Data for this task —
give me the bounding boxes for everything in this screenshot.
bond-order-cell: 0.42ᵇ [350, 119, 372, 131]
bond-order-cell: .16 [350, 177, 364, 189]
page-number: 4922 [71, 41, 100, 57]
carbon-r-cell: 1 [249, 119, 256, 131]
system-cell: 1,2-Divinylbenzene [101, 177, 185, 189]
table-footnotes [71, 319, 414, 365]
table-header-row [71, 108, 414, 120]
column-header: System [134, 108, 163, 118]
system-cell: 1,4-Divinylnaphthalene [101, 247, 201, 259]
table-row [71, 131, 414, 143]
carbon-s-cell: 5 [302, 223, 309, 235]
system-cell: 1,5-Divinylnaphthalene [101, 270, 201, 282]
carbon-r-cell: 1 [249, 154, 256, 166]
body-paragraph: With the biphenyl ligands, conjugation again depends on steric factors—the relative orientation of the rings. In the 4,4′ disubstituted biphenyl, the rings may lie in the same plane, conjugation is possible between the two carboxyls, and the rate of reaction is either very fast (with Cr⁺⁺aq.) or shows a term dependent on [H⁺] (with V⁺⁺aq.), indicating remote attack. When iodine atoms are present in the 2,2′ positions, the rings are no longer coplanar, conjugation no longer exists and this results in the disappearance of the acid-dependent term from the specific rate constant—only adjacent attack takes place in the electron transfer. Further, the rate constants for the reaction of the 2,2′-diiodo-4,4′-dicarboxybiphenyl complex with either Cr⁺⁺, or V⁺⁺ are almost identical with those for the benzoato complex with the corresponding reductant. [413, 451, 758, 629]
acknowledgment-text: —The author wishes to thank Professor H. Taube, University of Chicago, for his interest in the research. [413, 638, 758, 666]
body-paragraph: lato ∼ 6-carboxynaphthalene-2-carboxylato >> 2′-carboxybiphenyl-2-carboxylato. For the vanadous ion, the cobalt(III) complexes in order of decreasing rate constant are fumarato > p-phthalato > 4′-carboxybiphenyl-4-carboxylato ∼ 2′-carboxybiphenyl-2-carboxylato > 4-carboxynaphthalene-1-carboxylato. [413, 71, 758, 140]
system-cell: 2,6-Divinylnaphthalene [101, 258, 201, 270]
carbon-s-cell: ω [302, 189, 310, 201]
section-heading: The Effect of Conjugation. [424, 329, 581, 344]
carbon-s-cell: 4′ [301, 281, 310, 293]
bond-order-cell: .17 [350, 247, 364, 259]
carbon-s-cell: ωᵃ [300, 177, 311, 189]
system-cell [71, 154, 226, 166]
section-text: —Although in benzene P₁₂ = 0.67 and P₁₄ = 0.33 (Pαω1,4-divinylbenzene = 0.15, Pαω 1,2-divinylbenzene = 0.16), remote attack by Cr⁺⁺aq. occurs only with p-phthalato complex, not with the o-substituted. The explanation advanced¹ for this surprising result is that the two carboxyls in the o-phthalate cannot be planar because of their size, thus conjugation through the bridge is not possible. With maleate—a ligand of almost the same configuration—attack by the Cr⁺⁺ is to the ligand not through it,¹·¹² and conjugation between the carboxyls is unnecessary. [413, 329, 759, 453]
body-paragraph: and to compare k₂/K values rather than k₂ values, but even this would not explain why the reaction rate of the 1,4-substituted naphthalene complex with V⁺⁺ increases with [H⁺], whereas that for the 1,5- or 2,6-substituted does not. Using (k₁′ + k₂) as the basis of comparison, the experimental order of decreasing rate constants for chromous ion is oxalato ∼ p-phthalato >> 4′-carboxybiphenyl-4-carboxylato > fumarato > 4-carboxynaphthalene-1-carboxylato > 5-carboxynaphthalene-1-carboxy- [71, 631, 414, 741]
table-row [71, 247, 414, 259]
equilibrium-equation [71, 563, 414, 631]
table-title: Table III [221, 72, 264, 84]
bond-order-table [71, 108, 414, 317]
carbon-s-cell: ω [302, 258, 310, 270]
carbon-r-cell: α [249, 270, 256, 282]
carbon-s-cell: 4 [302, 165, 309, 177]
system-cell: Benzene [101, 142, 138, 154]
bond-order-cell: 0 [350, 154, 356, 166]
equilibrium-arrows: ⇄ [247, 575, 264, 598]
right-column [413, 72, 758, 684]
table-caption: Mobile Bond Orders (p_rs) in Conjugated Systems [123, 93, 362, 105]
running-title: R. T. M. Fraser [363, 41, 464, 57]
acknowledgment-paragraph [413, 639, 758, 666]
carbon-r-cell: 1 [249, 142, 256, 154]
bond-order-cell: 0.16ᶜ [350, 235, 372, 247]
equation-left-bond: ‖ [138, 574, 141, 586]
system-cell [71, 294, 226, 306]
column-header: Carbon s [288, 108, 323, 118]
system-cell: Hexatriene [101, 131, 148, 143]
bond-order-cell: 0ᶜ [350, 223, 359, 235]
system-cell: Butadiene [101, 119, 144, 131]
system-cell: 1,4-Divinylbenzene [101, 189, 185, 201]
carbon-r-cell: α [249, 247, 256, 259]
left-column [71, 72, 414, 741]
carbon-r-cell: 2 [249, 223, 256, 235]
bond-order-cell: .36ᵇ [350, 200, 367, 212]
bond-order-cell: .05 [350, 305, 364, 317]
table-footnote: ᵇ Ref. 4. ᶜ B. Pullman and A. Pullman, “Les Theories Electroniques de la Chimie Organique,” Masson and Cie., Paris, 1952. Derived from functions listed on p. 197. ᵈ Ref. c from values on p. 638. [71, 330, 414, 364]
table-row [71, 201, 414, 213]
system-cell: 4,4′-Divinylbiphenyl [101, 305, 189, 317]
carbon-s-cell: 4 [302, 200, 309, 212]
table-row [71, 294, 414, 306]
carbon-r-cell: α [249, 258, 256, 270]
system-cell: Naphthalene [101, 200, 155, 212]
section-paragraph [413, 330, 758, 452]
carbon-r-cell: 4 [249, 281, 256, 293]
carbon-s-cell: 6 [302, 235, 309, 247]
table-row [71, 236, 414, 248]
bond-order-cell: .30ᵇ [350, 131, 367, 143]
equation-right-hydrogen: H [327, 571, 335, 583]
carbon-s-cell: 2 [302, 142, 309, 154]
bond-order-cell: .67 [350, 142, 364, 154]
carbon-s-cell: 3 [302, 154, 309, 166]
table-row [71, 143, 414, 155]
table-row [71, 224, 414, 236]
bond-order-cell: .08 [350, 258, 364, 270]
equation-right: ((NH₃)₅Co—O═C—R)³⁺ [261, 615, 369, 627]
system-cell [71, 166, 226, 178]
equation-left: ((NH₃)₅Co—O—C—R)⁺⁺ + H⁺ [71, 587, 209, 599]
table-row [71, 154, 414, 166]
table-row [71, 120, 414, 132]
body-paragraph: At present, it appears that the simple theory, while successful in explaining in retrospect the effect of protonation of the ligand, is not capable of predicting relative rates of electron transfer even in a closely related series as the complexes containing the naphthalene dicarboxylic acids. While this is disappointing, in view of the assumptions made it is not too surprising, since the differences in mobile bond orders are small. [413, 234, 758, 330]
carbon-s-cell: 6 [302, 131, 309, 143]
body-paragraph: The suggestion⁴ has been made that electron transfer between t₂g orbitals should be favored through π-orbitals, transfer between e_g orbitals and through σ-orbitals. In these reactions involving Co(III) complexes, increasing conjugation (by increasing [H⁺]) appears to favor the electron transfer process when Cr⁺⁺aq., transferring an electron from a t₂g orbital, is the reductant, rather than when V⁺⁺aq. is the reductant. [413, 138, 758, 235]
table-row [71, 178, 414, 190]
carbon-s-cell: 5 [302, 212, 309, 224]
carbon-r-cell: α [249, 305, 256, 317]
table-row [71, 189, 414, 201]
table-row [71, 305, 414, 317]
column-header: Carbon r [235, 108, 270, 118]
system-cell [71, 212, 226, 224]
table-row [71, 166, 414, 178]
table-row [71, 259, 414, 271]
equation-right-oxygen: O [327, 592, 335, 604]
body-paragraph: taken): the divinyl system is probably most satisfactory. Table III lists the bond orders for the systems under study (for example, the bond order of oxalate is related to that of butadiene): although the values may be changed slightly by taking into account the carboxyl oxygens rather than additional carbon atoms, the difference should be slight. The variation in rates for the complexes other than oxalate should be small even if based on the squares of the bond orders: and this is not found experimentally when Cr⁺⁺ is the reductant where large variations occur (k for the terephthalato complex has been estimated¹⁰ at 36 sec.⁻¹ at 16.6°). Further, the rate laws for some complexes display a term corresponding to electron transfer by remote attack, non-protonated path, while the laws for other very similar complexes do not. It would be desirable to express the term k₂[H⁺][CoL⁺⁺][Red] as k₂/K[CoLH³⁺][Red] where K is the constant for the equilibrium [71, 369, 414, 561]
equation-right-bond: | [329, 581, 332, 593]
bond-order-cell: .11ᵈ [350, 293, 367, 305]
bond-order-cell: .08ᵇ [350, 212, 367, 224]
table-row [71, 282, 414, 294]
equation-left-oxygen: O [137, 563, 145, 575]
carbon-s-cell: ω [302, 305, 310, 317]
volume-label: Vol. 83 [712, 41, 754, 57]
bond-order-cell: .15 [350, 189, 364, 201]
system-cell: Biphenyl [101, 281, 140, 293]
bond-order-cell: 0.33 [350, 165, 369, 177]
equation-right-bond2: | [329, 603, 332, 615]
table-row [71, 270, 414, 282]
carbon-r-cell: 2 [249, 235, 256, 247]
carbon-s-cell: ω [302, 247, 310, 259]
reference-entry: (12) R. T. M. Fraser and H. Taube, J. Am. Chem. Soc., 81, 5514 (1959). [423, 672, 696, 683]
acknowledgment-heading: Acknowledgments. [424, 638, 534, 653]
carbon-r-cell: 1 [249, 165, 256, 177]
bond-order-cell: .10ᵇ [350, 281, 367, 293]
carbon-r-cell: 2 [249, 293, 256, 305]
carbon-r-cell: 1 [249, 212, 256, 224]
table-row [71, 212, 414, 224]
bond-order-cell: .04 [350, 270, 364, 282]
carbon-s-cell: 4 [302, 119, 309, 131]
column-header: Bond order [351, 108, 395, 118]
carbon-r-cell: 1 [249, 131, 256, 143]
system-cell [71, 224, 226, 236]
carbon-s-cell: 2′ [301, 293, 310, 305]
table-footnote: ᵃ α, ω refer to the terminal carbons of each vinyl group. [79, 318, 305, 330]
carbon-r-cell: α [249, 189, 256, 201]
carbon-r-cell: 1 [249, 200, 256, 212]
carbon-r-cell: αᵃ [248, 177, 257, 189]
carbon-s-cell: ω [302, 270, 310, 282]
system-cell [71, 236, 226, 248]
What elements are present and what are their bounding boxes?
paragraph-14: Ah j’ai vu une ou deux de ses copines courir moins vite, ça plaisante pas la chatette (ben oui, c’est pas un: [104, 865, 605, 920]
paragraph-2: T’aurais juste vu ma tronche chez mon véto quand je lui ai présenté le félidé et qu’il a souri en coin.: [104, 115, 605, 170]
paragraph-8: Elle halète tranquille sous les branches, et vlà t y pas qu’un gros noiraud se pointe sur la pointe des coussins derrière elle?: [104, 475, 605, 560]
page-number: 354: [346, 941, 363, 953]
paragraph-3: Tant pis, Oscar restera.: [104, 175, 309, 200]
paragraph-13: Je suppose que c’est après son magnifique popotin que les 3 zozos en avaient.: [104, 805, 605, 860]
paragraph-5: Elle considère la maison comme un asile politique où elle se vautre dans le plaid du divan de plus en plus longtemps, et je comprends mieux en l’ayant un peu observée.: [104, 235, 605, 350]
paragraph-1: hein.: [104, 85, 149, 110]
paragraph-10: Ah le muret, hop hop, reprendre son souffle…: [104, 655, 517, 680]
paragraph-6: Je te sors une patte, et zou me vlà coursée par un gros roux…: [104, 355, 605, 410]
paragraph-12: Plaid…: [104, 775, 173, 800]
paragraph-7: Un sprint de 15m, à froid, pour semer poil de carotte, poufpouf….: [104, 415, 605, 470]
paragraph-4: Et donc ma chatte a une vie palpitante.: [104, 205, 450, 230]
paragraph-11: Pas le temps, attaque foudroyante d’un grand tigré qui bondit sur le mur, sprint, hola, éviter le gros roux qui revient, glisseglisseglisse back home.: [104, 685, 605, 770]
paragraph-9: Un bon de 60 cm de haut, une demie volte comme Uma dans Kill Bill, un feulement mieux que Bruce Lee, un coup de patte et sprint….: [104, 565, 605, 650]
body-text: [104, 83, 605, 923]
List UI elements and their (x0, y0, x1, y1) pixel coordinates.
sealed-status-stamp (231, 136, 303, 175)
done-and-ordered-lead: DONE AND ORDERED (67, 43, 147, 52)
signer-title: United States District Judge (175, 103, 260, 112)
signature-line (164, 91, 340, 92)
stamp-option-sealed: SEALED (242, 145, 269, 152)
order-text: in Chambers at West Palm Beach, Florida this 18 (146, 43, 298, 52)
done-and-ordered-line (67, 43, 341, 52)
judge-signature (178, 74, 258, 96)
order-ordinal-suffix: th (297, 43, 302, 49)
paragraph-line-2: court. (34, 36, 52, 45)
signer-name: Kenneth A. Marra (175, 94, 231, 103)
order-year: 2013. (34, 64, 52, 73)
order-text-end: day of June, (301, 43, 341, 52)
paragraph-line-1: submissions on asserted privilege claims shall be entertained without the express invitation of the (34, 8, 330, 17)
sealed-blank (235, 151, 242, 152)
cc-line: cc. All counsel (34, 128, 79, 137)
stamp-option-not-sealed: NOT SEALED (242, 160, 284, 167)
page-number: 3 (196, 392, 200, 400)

Requirement —
Rewrite the rows from the beginning through the line containing "carbon-r-cell: 1 [249, 154, 256, 166]", inclusive, changing "system-cell" to "compound-cell" and leaving everything else as it is.

Task output —
give me the bounding boxes for everything in this screenshot.
bond-order-cell: 0.42ᵇ [350, 119, 372, 131]
bond-order-cell: .16 [350, 177, 364, 189]
page-number: 4922 [71, 41, 100, 57]
carbon-r-cell: 1 [249, 119, 256, 131]
compound-cell: 1,2-Divinylbenzene [101, 177, 185, 189]
table-footnotes [71, 319, 414, 365]
table-header-row [71, 108, 414, 120]
column-header: System [134, 108, 163, 118]
compound-cell: 1,4-Divinylnaphthalene [101, 247, 201, 259]
table-row [71, 131, 414, 143]
carbon-s-cell: 5 [302, 223, 309, 235]
compound-cell: 1,5-Divinylnaphthalene [101, 270, 201, 282]
carbon-r-cell: 1 [249, 154, 256, 166]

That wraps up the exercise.